**AIM OF THE TASK**
Check each line of the records below for the word "overlay" and copy those where it appears.

**DATA SUPPLIED**
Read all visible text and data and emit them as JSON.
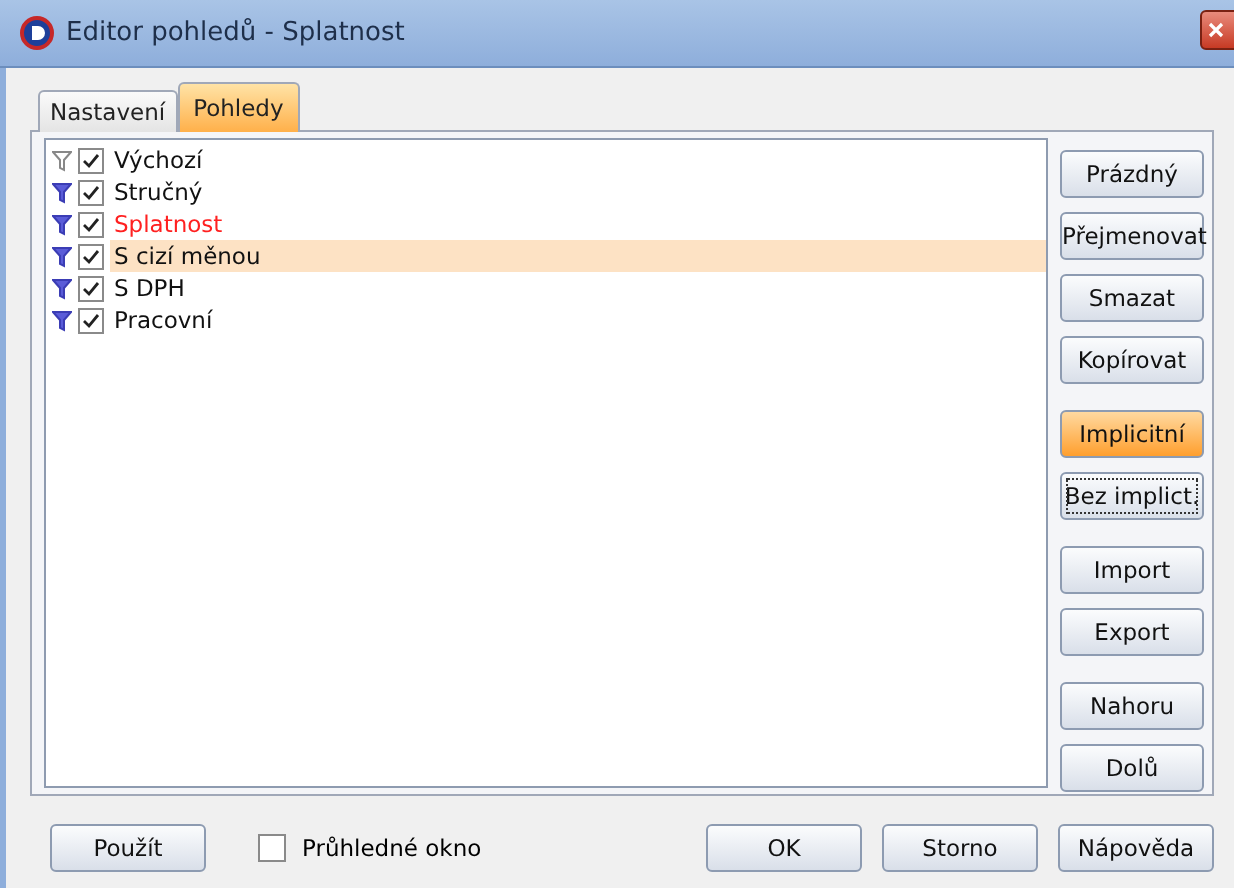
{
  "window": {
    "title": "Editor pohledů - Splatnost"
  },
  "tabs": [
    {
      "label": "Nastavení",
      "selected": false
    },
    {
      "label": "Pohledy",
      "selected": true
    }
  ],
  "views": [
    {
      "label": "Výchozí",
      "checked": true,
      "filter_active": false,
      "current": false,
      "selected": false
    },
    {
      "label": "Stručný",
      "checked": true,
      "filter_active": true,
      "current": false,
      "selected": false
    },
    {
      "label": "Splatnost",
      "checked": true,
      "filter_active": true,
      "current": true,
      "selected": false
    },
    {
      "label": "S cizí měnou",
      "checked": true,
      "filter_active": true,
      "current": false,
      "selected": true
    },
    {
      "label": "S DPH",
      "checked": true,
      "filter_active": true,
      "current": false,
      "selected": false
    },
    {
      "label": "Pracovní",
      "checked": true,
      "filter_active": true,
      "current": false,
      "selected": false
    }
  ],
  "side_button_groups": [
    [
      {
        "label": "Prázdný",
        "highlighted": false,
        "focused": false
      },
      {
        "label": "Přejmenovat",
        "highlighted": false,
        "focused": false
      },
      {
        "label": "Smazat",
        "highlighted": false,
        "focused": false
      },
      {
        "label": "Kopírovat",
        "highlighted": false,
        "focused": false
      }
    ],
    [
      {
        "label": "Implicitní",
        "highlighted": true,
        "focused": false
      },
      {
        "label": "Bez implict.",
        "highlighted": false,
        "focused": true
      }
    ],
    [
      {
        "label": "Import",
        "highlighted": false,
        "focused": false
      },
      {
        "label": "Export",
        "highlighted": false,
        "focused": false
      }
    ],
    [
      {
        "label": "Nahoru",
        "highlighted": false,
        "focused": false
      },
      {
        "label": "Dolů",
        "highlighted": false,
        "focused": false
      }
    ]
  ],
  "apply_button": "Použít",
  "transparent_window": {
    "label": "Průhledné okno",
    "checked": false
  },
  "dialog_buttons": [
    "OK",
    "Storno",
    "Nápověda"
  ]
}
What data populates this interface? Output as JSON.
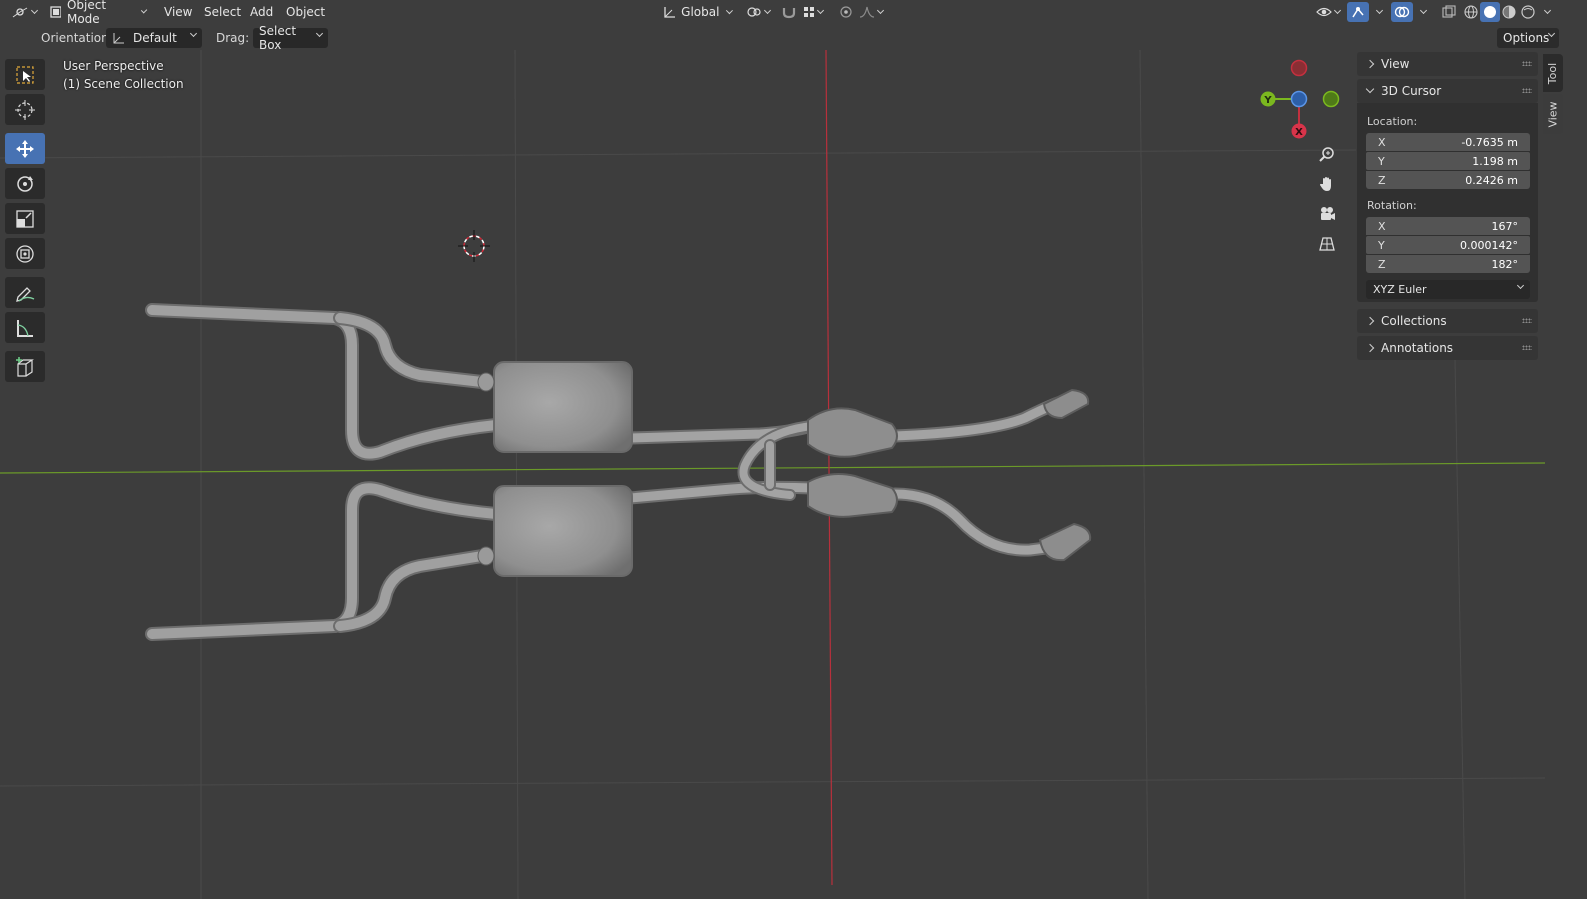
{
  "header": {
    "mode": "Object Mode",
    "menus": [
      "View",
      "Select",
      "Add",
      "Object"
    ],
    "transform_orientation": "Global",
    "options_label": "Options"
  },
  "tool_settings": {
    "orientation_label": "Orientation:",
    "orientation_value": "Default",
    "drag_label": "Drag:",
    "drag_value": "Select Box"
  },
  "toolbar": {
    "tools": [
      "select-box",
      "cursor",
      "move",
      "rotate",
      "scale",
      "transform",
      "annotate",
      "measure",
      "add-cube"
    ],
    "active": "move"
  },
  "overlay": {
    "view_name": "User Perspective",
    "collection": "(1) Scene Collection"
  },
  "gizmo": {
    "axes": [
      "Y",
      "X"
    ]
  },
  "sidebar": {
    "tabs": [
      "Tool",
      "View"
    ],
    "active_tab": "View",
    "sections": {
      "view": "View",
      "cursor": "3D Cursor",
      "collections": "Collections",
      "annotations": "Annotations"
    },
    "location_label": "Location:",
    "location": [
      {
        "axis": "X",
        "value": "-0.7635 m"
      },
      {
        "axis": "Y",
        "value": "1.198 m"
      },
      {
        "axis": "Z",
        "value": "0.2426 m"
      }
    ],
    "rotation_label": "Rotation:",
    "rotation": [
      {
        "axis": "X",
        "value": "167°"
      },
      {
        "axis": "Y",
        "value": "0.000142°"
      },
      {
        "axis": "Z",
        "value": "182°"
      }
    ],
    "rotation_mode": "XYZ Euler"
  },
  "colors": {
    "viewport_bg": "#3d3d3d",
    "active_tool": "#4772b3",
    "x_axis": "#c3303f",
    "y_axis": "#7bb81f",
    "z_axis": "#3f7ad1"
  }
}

* * *

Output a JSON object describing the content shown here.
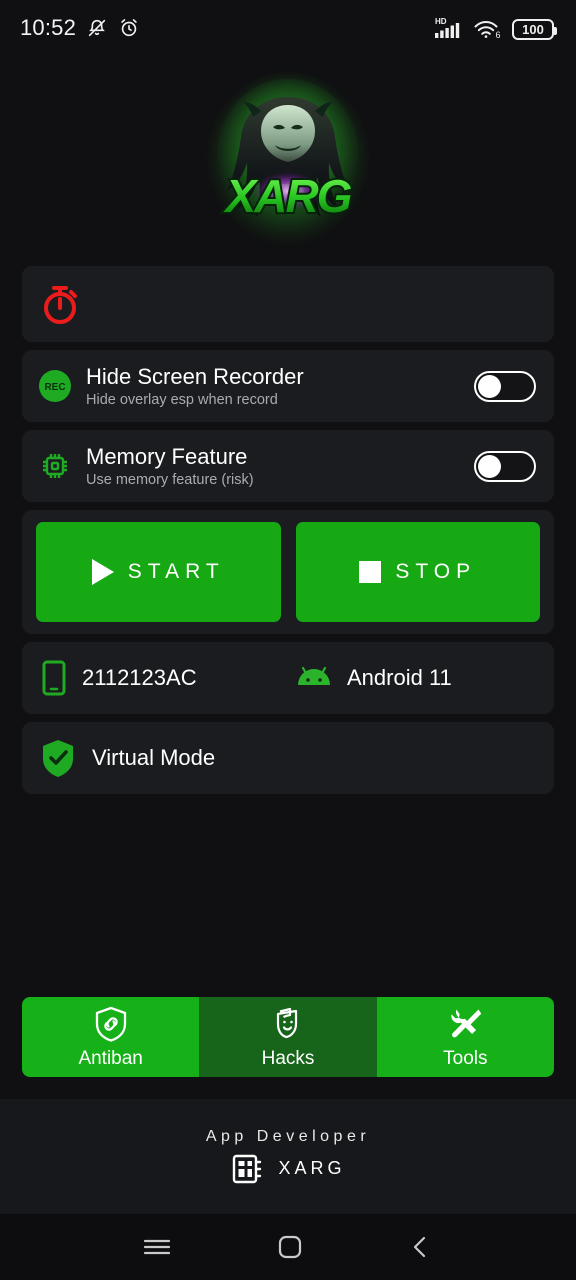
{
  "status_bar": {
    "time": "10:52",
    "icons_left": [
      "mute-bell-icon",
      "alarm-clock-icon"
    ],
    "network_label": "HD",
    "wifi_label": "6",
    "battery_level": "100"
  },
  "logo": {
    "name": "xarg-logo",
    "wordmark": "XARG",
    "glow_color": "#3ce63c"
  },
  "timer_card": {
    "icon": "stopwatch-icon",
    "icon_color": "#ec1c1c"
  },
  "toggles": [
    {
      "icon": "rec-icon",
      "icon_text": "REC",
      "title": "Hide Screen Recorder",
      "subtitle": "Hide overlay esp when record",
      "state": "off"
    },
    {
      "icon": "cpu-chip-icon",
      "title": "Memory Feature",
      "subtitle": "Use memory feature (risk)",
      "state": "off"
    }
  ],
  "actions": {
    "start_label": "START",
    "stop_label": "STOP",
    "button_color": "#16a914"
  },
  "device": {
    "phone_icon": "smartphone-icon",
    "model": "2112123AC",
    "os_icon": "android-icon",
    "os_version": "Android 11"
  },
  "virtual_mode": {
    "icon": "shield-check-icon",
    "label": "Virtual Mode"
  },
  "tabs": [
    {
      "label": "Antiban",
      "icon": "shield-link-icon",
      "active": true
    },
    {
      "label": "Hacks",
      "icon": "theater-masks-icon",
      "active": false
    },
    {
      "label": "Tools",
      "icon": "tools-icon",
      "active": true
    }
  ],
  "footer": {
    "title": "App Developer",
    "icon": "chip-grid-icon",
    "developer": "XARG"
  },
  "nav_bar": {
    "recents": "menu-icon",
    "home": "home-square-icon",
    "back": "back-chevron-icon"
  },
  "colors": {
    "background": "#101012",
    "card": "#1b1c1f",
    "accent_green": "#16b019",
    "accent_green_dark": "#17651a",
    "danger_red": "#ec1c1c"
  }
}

**SOLUTION TO THIS TASK**
  "overlay": {
      "subtitle": "Hide overlay esp when record",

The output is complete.